**What to do**.
In the data that follows, find each line containing "July" and copy it.

(Dataset listings of figures)
....
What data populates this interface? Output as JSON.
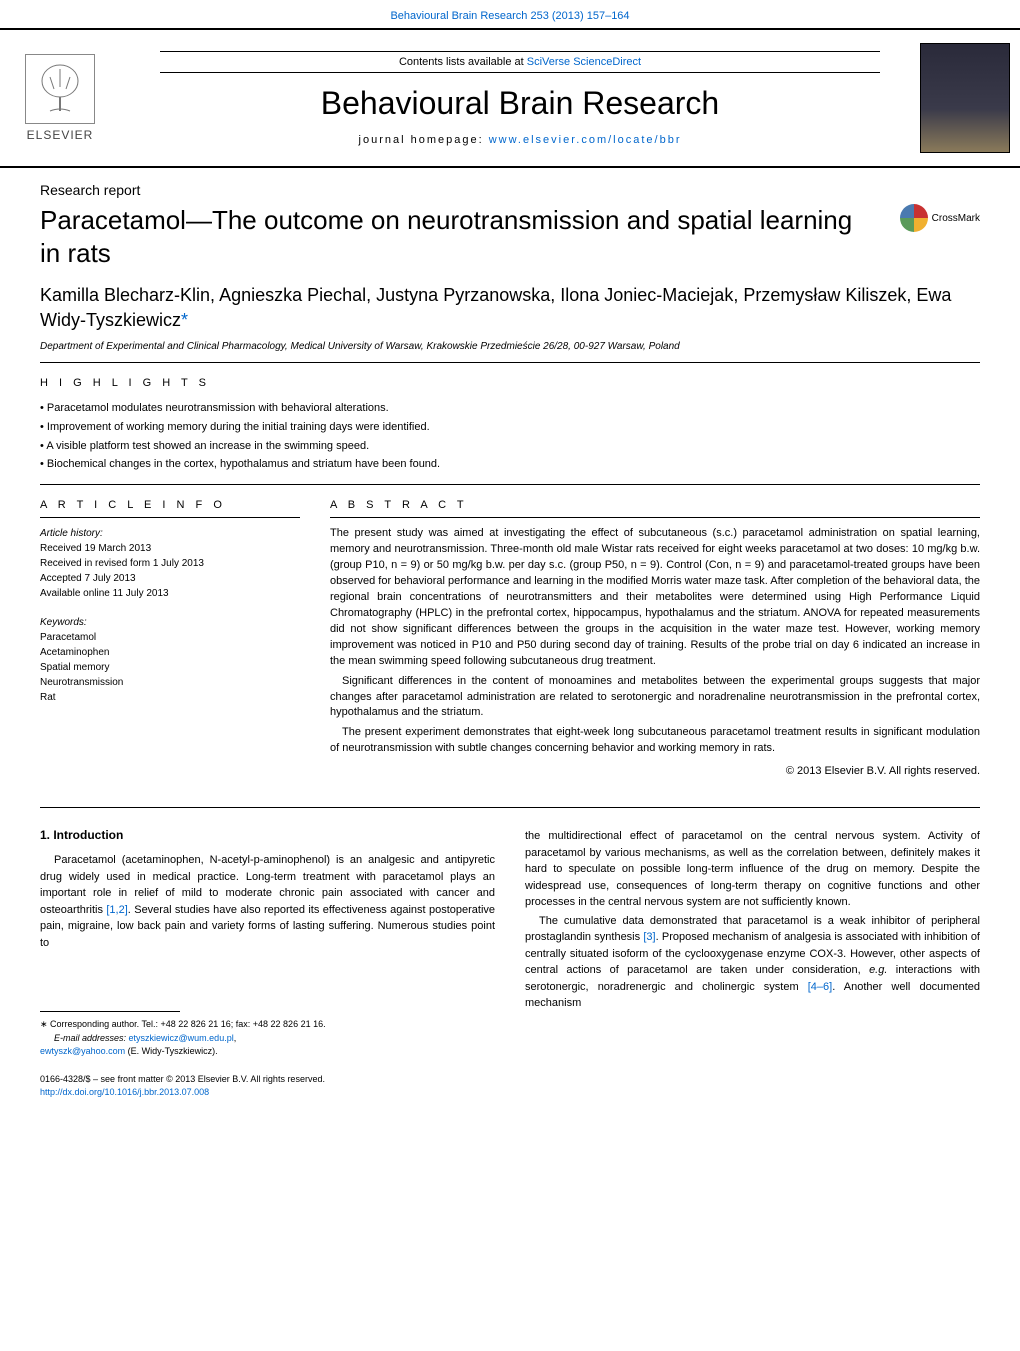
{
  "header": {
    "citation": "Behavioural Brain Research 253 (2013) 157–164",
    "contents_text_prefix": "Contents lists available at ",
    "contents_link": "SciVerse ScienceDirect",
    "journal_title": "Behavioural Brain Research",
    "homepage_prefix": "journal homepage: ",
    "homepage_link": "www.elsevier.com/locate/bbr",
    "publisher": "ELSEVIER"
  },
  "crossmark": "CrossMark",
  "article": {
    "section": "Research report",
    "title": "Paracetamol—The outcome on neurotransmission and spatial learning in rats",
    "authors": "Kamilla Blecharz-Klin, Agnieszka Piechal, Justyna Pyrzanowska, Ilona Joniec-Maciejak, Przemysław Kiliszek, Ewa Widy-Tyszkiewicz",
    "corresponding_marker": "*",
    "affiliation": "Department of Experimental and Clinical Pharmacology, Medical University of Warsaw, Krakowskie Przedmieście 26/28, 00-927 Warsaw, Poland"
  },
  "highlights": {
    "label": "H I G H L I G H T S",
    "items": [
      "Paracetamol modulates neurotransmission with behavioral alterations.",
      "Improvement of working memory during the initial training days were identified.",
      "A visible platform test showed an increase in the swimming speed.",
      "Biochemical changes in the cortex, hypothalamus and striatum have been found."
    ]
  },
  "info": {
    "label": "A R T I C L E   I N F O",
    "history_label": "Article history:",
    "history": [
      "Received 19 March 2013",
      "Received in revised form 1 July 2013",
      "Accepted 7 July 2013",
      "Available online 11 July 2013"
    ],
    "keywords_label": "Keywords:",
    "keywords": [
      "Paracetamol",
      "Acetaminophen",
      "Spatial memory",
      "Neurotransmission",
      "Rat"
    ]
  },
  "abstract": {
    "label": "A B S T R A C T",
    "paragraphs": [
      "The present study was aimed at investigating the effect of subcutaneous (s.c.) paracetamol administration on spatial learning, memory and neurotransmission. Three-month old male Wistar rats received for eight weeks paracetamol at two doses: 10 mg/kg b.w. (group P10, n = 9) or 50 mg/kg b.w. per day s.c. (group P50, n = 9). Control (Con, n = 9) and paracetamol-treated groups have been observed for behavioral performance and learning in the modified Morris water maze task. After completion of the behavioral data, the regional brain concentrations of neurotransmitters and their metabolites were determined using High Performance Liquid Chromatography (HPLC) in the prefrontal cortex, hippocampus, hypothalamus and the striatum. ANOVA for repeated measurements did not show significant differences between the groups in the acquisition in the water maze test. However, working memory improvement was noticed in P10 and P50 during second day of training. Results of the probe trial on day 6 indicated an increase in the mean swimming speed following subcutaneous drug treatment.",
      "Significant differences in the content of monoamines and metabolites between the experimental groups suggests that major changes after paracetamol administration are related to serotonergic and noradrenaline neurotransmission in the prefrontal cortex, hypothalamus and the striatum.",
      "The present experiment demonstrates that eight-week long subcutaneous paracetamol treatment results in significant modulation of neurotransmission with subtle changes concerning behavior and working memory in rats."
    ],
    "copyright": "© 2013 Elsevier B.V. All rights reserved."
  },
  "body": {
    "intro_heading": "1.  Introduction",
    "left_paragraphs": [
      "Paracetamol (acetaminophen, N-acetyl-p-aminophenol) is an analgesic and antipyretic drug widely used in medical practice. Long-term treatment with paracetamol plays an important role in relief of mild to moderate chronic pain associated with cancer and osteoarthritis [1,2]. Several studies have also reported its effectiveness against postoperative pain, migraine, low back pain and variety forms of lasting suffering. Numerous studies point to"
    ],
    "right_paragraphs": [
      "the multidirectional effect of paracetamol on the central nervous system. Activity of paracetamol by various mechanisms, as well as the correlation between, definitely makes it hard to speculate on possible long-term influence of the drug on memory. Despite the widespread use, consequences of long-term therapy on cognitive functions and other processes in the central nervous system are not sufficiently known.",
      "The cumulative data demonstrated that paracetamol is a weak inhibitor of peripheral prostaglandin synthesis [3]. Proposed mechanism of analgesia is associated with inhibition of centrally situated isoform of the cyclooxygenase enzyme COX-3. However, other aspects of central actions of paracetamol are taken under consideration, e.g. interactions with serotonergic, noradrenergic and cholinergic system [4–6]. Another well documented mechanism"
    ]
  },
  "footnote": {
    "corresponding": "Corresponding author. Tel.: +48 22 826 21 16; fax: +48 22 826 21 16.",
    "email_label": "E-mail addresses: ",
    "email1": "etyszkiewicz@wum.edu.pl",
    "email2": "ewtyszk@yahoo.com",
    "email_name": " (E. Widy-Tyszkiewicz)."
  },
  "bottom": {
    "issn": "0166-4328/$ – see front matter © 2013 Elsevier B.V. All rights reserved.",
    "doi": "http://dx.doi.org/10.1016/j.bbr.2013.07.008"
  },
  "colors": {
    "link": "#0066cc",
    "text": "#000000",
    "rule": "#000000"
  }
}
....
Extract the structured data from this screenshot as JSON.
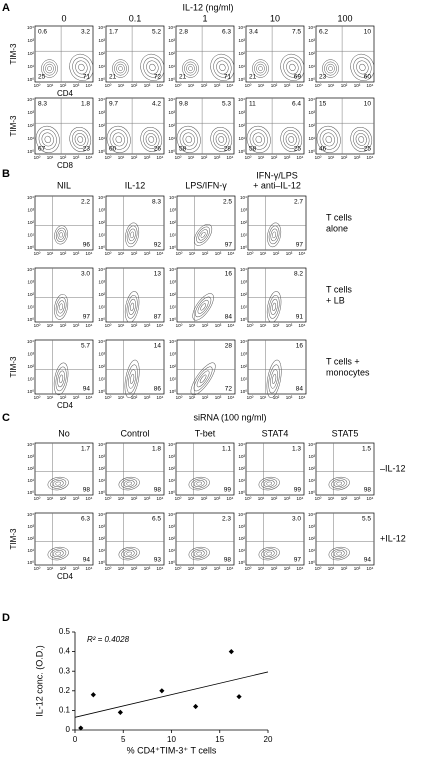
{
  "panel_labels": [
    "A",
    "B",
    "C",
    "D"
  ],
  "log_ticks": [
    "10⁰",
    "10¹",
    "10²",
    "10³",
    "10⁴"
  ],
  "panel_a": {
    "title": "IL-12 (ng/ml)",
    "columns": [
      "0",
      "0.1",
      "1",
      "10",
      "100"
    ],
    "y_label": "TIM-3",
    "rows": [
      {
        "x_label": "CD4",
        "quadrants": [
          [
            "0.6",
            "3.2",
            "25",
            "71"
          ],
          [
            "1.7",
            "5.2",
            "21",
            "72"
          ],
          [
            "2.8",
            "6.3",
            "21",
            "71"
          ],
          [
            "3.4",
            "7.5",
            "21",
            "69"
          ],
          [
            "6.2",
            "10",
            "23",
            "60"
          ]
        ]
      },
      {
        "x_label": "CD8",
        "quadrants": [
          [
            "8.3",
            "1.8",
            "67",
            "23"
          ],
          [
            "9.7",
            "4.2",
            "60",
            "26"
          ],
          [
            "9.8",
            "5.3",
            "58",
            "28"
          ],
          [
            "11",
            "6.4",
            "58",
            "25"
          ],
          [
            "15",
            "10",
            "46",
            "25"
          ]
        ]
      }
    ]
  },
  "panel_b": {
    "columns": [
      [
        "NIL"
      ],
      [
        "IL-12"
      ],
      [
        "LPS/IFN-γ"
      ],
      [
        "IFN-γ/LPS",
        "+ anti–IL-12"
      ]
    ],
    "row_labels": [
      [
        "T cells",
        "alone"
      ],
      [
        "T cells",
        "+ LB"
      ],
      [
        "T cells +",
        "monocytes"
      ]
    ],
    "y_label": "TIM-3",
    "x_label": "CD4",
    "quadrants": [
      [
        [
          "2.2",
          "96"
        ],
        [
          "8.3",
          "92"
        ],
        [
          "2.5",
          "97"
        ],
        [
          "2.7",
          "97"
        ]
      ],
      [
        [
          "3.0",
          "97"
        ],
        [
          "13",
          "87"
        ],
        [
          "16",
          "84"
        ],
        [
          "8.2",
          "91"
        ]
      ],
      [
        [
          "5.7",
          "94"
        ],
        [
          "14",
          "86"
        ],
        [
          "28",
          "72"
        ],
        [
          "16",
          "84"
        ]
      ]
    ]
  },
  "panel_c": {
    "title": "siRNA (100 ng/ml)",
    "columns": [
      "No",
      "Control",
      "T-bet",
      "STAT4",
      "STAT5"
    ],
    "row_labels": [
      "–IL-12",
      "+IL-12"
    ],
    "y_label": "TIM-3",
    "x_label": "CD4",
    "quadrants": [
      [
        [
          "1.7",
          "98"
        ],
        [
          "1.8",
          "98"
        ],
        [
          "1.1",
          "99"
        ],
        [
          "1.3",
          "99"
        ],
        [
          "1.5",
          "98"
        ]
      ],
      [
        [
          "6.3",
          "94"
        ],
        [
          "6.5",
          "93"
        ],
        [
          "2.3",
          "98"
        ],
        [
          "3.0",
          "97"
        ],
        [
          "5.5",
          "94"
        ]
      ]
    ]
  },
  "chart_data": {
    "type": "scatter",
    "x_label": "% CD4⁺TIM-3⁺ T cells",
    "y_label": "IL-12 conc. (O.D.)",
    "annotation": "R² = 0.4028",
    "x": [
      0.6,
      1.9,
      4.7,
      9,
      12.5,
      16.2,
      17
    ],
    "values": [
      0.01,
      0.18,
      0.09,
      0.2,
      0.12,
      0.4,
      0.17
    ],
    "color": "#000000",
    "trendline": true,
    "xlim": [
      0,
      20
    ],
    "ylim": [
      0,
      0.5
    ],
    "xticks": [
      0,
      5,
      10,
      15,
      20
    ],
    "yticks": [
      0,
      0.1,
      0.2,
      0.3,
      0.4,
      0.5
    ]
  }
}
....
**Written response**.
      "Received in revised form 1 July 2013",
      "Accepted 7 July 2013",
      "Available online 11 July 2013"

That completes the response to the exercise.